◆ **TASK PROMPT**
Reproduce all the lines exactly as they stand, apart from the pictures.

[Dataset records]

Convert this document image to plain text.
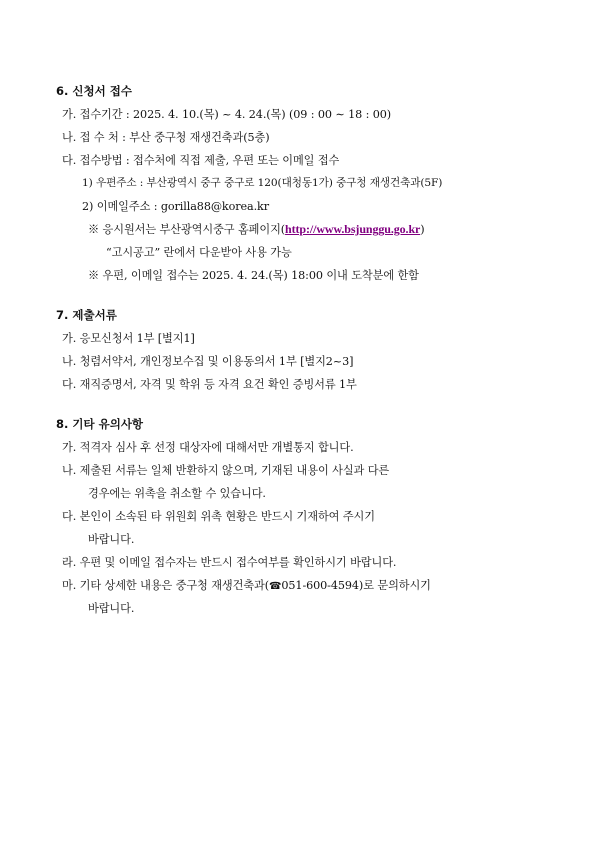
6. 신청서 접수
가. 접수기간 : 2025. 4. 10.(목) ~ 4. 24.(목) (09 : 00 ∼ 18 : 00)
나. 접 수 처 : 부산 중구청 재생건축과(5층)
다. 접수방법 : 접수처에 직접 제출, 우편 또는 이메일 접수
1) 우편주소 : 부산광역시 중구 중구로 120(대청동1가) 중구청 재생건축과(5F)
2) 이메일주소 : gorilla88@korea.kr
※ 응시원서는 부산광역시중구 홈페이지(http://www.bsjunggu.go.kr)
“고시공고” 란에서 다운받아 사용 가능
※ 우편, 이메일 접수는 2025. 4. 24.(목) 18:00 이내 도착분에 한함
7. 제출서류
가. 응모신청서 1부 [별지1]
나. 청렴서약서, 개인정보수집 및 이용동의서 1부 [별지2~3]
다. 재직증명서, 자격 및 학위 등 자격 요건 확인 증빙서류 1부
8. 기타 유의사항
가. 적격자 심사 후 선정 대상자에 대해서만 개별통지 합니다.
나. 제출된 서류는 일체 반환하지 않으며, 기재된 내용이 사실과 다른
경우에는 위촉을 취소할 수 있습니다.
다. 본인이 소속된 타 위원회 위촉 현황은 반드시 기재하여 주시기
바랍니다.
라. 우편 및 이메일 접수자는 반드시 접수여부를 확인하시기 바랍니다.
마. 기타 상세한 내용은 중구청 재생건축과(☎051-600-4594)로 문의하시기
바랍니다.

◆ **SOLUTION TO THIS TASK**
Convert this document image to plain text.
6. 신청서 접수
가. 접수기간 : 2025. 4. 10.(목) ~ 4. 24.(목) (09 : 00 ∼ 18 : 00)
나. 접 수 처 : 부산 중구청 재생건축과(5층)
다. 접수방법 : 접수처에 직접 제출, 우편 또는 이메일 접수
1) 우편주소 : 부산광역시 중구 중구로 120(대청동1가) 중구청 재생건축과(5F)
2) 이메일주소 : gorilla88@korea.kr
※ 응시원서는 부산광역시중구 홈페이지(http://www.bsjunggu.go.kr)
“고시공고” 란에서 다운받아 사용 가능
※ 우편, 이메일 접수는 2025. 4. 24.(목) 18:00 이내 도착분에 한함
7. 제출서류
가. 응모신청서 1부 [별지1]
나. 청렴서약서, 개인정보수집 및 이용동의서 1부 [별지2~3]
다. 재직증명서, 자격 및 학위 등 자격 요건 확인 증빙서류 1부
8. 기타 유의사항
가. 적격자 심사 후 선정 대상자에 대해서만 개별통지 합니다.
나. 제출된 서류는 일체 반환하지 않으며, 기재된 내용이 사실과 다른
경우에는 위촉을 취소할 수 있습니다.
다. 본인이 소속된 타 위원회 위촉 현황은 반드시 기재하여 주시기
바랍니다.
라. 우편 및 이메일 접수자는 반드시 접수여부를 확인하시기 바랍니다.
마. 기타 상세한 내용은 중구청 재생건축과(☎051-600-4594)로 문의하시기
바랍니다.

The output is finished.